- AUFGABENZIEL
Beantworten Sie anhand des Auszugs zur Mutter-Tochter-Richtlinie:
1. Welches Gericht hat das Ersuchen um Vorabentscheidung vorgelegt?
2. Unter welchem Aktenzeichen wird die Rechtssache geführt?
3. Welche Kammer des Gerichtshofs erlässt die Entscheidung?

- TEXTAUSZUG
---

Entscheidungsstichwort (Thema)
Mutter-Tochter-Richtlinie, Betriebsausgabenbeschränkung i.Z.m. Beteiligung an ausländischer Tochtergesellschaft
Leitsatz (amtlich)
Die Richtlinie 90/435/EWG des Rates vom 23. Juli 1990 über das gemeinsame Steuersystem der Mutter- und Tochtergesellschaften verschiedener Mitgliedstaaten, ausgelegt im Licht von Artikel 52 EG-Vertrag (nach Änderung jetzt Artikel 43 EG), steht einer nationalen Vorschrift entgegen, nach der bei der Besteuerung der Gewinne einer in einem Mitgliedstaat niedergelassenen Muttergesellschaft die Kosten, die mit einer von dieser gehaltenen Beteiligung an dem Kapital einer in einem anderen Mitgliedstaat niedergelassenen Tochtergesellschaft verbunden sind, nur dann abzugsfähig sind, wenn diese Kosten mittelbar der Erzielung von Gewinnen dienen, die in dem Mitgliedstaat, in dem die Muttergesellschaft niedergelassen ist, steuerpflichtig sind.
Normenkette
EWGRL 435/90; EG Art. 43 (früher Art. 52 EGVtr)
Beteiligte
Staatssecretaris van Financiën |
Verfahrensgang
Hoge Raad (Niederlande) (Urteil vom 11.04.2001) |
Tatbestand
Niederlassungsfreiheit - Steuerwesen - Körperschaftsteuer - Beschränkung der Abzugsfähigkeit der mit der Beteiligung einer Muttergesellschaft an ihren Tochtergesellschaften in anderen Mitgliedstaaten zusammenhängenden Kosten - Kohärenz des Steuersystems
In der Rechtssache C-168/01
betreffend ein dem Gerichtshof nach Artikel 234 EG vom Hoge Raad der Nederlanden (Niederlande) in dem bei diesem anhängigen Rechtsstreit
Bosal Holding BV
gegen
Staatssecretaris van Financiën
vorgelegtes Ersuchen um Vorabentscheidung über die Auslegung der Artikel 52 EG-Vertrag (nach Änderung jetzt Artikel 43 EG) und 58 EG-Vertrag (jetzt Artikel 48 EG) sowie der Richtlinie 90/435/EWG des Rates vom 23. Juli 1990 über das gemeinsame Steuersystem der Mutter- und Tochtergesellschaften verschiedener Mitgliedstaaten (ABl. L 225, S. 6)
erlässt
DER GERICHTSHOF (Fünfte Kammer)

---

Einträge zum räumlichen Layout
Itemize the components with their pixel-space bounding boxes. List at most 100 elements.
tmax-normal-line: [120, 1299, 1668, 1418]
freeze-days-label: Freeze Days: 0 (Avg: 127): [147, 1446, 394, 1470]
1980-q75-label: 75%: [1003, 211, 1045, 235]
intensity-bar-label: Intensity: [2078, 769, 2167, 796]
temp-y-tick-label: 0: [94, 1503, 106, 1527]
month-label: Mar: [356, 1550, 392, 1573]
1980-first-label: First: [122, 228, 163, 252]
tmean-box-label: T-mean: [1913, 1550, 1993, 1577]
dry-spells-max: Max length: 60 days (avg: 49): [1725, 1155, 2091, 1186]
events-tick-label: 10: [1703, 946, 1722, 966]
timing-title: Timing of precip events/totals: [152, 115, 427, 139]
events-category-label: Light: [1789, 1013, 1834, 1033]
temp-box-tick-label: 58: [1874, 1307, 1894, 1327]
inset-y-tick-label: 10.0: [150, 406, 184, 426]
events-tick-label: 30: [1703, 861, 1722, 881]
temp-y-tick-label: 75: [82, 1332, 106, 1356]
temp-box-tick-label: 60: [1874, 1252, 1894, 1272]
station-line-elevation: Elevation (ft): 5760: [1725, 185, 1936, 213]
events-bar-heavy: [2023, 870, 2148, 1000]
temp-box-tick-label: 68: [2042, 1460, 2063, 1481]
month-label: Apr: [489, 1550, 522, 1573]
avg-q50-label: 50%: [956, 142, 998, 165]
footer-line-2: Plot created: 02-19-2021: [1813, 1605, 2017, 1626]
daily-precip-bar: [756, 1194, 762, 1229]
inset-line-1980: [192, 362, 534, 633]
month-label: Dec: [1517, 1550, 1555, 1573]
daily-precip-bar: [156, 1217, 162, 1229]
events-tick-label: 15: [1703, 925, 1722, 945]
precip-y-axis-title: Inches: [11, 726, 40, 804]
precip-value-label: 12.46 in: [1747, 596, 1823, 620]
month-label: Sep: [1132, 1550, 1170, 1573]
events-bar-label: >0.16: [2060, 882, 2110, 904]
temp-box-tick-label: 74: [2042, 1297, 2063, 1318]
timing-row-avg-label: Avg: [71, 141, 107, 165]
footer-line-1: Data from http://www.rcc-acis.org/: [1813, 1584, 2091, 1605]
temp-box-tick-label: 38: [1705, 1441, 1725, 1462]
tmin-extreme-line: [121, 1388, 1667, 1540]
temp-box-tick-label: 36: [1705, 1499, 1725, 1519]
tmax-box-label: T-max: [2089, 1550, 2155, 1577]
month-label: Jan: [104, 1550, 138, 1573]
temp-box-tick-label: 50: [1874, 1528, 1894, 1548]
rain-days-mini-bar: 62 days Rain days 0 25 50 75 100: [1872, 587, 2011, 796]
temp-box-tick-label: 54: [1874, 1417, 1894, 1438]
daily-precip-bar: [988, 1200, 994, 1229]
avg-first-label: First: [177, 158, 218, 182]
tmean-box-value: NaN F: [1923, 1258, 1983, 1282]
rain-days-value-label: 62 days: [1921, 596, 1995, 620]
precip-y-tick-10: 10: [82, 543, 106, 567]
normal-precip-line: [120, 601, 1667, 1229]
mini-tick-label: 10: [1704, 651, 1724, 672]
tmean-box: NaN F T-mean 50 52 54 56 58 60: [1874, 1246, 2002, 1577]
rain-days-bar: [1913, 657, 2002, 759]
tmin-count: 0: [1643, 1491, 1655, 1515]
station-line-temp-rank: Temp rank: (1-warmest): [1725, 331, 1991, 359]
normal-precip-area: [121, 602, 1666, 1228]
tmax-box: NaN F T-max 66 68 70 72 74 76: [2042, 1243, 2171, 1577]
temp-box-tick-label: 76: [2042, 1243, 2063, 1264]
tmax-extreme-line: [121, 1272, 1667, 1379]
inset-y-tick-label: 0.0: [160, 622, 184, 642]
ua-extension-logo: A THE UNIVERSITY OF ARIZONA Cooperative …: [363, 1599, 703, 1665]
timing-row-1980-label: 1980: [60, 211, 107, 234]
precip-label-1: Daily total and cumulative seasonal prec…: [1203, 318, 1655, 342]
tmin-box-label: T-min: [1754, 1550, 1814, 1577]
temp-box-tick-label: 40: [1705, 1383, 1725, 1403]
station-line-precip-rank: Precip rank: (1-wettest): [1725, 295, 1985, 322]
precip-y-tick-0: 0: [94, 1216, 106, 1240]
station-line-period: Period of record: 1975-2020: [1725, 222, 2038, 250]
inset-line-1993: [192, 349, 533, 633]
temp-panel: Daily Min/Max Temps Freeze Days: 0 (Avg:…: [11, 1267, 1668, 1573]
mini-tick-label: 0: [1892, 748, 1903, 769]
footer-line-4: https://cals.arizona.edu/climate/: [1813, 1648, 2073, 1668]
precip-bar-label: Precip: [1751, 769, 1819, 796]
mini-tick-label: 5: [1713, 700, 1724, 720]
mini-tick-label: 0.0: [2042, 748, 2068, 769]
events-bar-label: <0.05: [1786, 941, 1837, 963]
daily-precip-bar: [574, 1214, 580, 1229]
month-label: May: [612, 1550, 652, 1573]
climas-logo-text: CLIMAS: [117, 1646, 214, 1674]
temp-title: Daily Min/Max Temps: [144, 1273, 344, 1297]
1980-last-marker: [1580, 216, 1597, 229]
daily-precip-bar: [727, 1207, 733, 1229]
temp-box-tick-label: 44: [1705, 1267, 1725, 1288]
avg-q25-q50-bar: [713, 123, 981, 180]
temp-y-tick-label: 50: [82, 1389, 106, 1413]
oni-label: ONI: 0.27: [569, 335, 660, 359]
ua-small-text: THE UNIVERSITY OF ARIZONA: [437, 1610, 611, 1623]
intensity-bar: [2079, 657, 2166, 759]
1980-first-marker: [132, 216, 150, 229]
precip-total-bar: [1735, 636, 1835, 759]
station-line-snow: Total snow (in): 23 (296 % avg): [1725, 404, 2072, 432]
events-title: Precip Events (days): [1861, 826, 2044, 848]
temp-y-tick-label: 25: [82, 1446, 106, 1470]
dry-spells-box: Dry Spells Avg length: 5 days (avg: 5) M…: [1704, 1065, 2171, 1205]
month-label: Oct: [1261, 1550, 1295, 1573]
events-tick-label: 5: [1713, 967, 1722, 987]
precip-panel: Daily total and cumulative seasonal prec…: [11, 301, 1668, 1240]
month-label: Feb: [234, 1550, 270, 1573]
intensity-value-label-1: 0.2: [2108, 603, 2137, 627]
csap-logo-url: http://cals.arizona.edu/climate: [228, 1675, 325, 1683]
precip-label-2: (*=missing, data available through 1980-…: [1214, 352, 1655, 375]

---

- LÖSUNG
1. Der Hoge Raad der Nederlanden (Niederlande).
2. C-168/01.
3. Die Fünfte Kammer.